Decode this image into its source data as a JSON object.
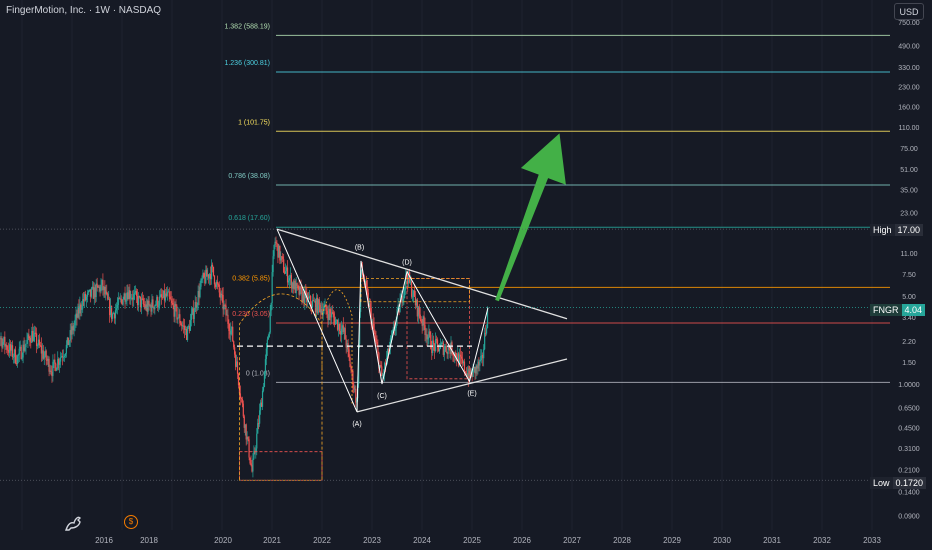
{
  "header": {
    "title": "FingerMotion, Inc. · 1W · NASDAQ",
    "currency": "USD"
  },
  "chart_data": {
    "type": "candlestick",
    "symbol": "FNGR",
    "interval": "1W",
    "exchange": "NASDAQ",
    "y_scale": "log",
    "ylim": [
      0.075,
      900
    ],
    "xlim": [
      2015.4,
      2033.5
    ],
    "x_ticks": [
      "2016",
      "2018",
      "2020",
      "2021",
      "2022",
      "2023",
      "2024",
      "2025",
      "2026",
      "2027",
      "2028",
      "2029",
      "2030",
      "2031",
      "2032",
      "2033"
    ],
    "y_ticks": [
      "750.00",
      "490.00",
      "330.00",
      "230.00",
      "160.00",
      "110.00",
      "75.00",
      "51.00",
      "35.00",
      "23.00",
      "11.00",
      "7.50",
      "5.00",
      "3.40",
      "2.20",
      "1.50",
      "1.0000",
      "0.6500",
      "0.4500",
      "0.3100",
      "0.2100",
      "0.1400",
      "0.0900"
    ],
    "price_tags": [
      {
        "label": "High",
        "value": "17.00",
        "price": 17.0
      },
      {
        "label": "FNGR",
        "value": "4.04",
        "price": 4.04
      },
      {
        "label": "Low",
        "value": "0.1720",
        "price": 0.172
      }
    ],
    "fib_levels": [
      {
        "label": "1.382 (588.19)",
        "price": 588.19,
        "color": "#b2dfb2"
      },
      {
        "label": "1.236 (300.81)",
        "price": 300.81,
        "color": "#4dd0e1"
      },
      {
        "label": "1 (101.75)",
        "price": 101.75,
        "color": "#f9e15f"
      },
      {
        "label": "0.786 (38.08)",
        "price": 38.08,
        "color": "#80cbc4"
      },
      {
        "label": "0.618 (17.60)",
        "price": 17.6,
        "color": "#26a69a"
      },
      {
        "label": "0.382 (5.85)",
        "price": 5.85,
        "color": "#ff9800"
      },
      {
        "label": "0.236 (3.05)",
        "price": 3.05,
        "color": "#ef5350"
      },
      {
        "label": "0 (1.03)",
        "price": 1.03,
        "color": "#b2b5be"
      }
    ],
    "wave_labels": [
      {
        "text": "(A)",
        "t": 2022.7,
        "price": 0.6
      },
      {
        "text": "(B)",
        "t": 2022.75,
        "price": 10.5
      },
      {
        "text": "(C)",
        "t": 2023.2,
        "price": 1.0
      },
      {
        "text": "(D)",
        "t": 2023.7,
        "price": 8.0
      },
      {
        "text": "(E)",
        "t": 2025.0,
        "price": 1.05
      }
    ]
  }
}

********

What this task involves> From the data above, copy each line that holds "color".

Exercise result>
        "color": "#b2dfb2"
        "color": "#4dd0e1"
        "color": "#f9e15f"
        "color": "#80cbc4"
        "color": "#26a69a"
        "color": "#ff9800"
        "color": "#ef5350"
        "color": "#b2b5be"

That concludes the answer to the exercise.